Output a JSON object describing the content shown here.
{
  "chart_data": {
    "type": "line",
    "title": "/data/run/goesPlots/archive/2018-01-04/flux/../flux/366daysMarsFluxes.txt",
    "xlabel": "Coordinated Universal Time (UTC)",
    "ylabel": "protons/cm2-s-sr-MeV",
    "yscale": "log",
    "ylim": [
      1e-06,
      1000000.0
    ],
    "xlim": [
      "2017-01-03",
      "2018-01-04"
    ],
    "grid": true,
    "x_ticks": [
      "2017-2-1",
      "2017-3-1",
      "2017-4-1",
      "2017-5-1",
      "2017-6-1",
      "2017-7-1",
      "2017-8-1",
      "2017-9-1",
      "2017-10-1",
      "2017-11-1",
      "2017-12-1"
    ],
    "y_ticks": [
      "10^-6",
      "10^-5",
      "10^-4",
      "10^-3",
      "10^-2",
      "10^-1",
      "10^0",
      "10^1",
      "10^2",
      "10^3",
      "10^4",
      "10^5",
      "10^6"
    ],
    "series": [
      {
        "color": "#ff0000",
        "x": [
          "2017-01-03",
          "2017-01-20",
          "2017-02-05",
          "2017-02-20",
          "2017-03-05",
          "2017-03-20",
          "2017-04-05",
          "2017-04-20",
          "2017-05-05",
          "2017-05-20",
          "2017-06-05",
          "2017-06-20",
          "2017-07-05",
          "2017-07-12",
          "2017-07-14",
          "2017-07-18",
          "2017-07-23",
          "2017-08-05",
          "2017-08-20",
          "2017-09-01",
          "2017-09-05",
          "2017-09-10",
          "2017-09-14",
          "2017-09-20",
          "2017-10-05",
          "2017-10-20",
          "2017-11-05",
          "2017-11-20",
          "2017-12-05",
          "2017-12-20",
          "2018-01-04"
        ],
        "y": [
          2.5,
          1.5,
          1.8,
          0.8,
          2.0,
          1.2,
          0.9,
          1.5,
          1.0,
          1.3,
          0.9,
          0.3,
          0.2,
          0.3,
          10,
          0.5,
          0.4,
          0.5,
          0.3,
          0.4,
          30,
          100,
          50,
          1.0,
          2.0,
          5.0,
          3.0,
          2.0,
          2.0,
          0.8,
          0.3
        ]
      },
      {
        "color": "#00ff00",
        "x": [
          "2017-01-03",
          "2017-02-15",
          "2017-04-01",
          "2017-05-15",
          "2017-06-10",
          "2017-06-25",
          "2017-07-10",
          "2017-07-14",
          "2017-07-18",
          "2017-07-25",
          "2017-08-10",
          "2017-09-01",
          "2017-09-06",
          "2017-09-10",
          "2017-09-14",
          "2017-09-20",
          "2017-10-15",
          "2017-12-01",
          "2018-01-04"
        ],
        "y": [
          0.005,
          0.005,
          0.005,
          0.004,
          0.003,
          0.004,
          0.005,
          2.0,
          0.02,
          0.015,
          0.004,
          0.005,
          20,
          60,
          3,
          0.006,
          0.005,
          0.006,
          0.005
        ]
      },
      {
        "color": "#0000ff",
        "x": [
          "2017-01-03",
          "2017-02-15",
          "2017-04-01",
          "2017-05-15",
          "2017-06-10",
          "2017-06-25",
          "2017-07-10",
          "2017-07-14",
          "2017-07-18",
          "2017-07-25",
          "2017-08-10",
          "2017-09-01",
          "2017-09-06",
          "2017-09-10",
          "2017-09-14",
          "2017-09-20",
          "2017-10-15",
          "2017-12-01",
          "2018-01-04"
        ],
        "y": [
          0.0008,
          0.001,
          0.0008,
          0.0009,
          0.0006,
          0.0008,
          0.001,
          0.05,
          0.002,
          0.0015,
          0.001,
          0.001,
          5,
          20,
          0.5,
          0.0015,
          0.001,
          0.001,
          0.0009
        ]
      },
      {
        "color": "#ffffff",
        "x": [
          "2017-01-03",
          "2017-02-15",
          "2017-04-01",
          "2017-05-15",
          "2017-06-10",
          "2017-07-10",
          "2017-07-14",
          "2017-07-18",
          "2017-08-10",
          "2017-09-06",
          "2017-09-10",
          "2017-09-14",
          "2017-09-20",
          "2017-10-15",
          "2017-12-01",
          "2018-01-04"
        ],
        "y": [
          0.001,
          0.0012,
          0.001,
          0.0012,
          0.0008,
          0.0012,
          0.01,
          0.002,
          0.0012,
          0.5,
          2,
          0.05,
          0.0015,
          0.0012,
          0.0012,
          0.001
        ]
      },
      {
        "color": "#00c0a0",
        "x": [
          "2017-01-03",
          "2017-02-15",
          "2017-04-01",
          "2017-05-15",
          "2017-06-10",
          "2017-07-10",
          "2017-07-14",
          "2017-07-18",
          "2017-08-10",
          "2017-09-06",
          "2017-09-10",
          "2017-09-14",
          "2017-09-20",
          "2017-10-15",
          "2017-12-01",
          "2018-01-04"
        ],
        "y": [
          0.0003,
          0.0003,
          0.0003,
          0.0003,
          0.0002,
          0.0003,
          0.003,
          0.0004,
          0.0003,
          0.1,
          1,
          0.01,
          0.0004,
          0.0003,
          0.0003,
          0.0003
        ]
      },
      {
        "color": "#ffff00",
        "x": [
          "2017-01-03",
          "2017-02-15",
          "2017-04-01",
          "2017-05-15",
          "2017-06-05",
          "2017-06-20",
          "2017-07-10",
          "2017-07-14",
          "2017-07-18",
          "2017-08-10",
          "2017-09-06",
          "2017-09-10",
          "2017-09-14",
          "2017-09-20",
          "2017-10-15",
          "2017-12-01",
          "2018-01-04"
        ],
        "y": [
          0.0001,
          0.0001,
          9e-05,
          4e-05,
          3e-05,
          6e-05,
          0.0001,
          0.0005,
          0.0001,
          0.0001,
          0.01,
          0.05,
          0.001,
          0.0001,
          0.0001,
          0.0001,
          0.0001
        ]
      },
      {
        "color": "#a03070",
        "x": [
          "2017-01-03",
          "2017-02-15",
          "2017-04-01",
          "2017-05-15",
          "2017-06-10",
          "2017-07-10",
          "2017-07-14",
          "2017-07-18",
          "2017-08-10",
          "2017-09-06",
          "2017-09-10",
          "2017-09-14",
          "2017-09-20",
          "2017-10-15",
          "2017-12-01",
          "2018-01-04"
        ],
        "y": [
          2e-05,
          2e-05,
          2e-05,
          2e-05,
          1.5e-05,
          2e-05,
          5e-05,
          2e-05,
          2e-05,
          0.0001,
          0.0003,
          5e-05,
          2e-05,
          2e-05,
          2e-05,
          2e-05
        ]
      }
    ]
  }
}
------------------------------------
YOUR INSTRUCTIONS: All lines of the data above that include the word "color" must be shown.

FULL RESPONSE:
        "color": "#ff0000",
        "color": "#00ff00",
        "color": "#0000ff",
        "color": "#ffffff",
        "color": "#00c0a0",
        "color": "#ffff00",
        "color": "#a03070",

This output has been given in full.